■ What you have to do ■
Below are some entries. Output each one exactly as it appears.

>> Start Material to process

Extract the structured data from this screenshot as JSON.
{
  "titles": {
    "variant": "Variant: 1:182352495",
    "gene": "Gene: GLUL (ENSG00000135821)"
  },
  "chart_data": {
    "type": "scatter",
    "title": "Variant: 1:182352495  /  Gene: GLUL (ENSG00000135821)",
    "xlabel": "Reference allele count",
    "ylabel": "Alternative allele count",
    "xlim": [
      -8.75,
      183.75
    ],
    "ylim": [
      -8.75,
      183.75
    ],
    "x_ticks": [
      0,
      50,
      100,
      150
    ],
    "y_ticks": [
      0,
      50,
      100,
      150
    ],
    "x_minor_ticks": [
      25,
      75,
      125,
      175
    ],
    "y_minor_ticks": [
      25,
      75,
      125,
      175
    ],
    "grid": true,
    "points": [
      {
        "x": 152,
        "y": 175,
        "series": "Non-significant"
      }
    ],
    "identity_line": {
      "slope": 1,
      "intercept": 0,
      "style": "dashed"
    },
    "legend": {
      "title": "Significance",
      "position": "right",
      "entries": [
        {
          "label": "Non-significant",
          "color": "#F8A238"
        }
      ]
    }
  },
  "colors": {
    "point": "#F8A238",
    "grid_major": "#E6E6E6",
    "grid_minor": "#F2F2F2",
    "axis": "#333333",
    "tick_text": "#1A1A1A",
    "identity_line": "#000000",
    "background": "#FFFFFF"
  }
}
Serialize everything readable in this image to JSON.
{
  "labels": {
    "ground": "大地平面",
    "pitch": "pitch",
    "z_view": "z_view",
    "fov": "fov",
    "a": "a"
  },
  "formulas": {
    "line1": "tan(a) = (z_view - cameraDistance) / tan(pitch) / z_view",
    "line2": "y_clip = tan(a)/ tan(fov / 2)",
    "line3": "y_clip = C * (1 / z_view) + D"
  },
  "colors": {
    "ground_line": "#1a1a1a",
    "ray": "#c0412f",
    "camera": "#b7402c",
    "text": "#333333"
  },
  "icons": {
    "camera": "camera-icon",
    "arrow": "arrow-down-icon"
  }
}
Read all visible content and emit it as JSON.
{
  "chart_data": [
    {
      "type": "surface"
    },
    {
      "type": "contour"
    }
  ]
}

>> End Material to process

■ Exercise solution ■
Extract the structured data from this screenshot as JSON.
{
  "titles": {
    "variant": "Variant: 1:182352495",
    "gene": "Gene: GLUL (ENSG00000135821)"
  },
  "chart_data": {
    "type": "scatter",
    "title": "Variant: 1:182352495  /  Gene: GLUL (ENSG00000135821)",
    "xlabel": "Reference allele count",
    "ylabel": "Alternative allele count",
    "xlim": [
      -8.75,
      183.75
    ],
    "ylim": [
      -8.75,
      183.75
    ],
    "x_ticks": [
      0,
      50,
      100,
      150
    ],
    "y_ticks": [
      0,
      50,
      100,
      150
    ],
    "x_minor_ticks": [
      25,
      75,
      125,
      175
    ],
    "y_minor_ticks": [
      25,
      75,
      125,
      175
    ],
    "grid": true,
    "points": [
      {
        "x": 152,
        "y": 175,
        "series": "Non-significant"
      }
    ],
    "identity_line": {
      "slope": 1,
      "intercept": 0,
      "style": "dashed"
    },
    "legend": {
      "title": "Significance",
      "position": "right",
      "entries": [
        {
          "label": "Non-significant",
          "color": "#F8A238"
        }
      ]
    }
  },
  "colors": {
    "point": "#F8A238",
    "grid_major": "#E6E6E6",
    "grid_minor": "#F2F2F2",
    "axis": "#333333",
    "tick_text": "#1A1A1A",
    "identity_line": "#000000",
    "background": "#FFFFFF"
  }
}
Serialize everything readable in this image to JSON.
{
  "labels": {
    "ground": "大地平面",
    "pitch": "pitch",
    "z_view": "z_view",
    "fov": "fov",
    "a": "a"
  },
  "formulas": {
    "line1": "tan(a) = (z_view - cameraDistance) / tan(pitch) / z_view",
    "line2": "y_clip = tan(a)/ tan(fov / 2)",
    "line3": "y_clip = C * (1 / z_view) + D"
  },
  "colors": {
    "ground_line": "#1a1a1a",
    "ray": "#c0412f",
    "camera": "#b7402c",
    "text": "#333333"
  },
  "icons": {
    "camera": "camera-icon",
    "arrow": "arrow-down-icon"
  }
}
Read all visible content and emit it as JSON.
{
  "chart_data": [
    {
      "type": "surface"
    },
    {
      "type": "contour"
    }
  ]
}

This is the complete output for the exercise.